» What the exercise asks:
Please give back the listing below in full. Change nothing.

» The input:
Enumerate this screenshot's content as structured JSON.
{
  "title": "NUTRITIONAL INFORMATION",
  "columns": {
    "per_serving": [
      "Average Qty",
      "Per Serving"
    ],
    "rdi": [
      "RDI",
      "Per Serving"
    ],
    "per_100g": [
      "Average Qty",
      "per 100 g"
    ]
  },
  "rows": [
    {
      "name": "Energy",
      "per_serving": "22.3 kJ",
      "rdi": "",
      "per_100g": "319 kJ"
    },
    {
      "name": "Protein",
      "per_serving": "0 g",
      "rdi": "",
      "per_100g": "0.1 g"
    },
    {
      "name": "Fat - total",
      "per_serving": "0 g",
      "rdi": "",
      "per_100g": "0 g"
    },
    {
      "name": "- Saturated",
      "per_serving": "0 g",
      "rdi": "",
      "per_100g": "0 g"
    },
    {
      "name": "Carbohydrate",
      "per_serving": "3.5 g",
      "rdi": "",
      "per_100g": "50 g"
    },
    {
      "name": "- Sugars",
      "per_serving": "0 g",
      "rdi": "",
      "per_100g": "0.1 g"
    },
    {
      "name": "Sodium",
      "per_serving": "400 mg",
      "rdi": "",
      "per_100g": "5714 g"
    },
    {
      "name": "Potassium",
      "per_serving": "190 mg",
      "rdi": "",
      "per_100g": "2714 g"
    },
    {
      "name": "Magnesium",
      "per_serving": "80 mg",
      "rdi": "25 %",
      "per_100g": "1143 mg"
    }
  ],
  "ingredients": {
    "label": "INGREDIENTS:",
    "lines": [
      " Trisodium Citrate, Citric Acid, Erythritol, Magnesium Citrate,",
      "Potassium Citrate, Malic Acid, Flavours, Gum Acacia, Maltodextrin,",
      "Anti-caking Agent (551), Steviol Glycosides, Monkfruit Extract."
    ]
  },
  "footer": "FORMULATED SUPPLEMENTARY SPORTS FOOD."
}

» Task answer:
Enumerate this screenshot's content as structured JSON.
{
  "title": "NUTRITIONAL INFORMATION",
  "columns": {
    "per_serving": [
      "Average Qty",
      "Per Serving"
    ],
    "rdi": [
      "RDI",
      "Per Serving"
    ],
    "per_100g": [
      "Average Qty",
      "per 100 g"
    ]
  },
  "rows": [
    {
      "name": "Energy",
      "per_serving": "22.3 kJ",
      "rdi": "",
      "per_100g": "319 kJ"
    },
    {
      "name": "Protein",
      "per_serving": "0 g",
      "rdi": "",
      "per_100g": "0.1 g"
    },
    {
      "name": "Fat - total",
      "per_serving": "0 g",
      "rdi": "",
      "per_100g": "0 g"
    },
    {
      "name": "- Saturated",
      "per_serving": "0 g",
      "rdi": "",
      "per_100g": "0 g"
    },
    {
      "name": "Carbohydrate",
      "per_serving": "3.5 g",
      "rdi": "",
      "per_100g": "50 g"
    },
    {
      "name": "- Sugars",
      "per_serving": "0 g",
      "rdi": "",
      "per_100g": "0.1 g"
    },
    {
      "name": "Sodium",
      "per_serving": "400 mg",
      "rdi": "",
      "per_100g": "5714 g"
    },
    {
      "name": "Potassium",
      "per_serving": "190 mg",
      "rdi": "",
      "per_100g": "2714 g"
    },
    {
      "name": "Magnesium",
      "per_serving": "80 mg",
      "rdi": "25 %",
      "per_100g": "1143 mg"
    }
  ],
  "ingredients": {
    "label": "INGREDIENTS:",
    "lines": [
      " Trisodium Citrate, Citric Acid, Erythritol, Magnesium Citrate,",
      "Potassium Citrate, Malic Acid, Flavours, Gum Acacia, Maltodextrin,",
      "Anti-caking Agent (551), Steviol Glycosides, Monkfruit Extract."
    ]
  },
  "footer": "FORMULATED SUPPLEMENTARY SPORTS FOOD."
}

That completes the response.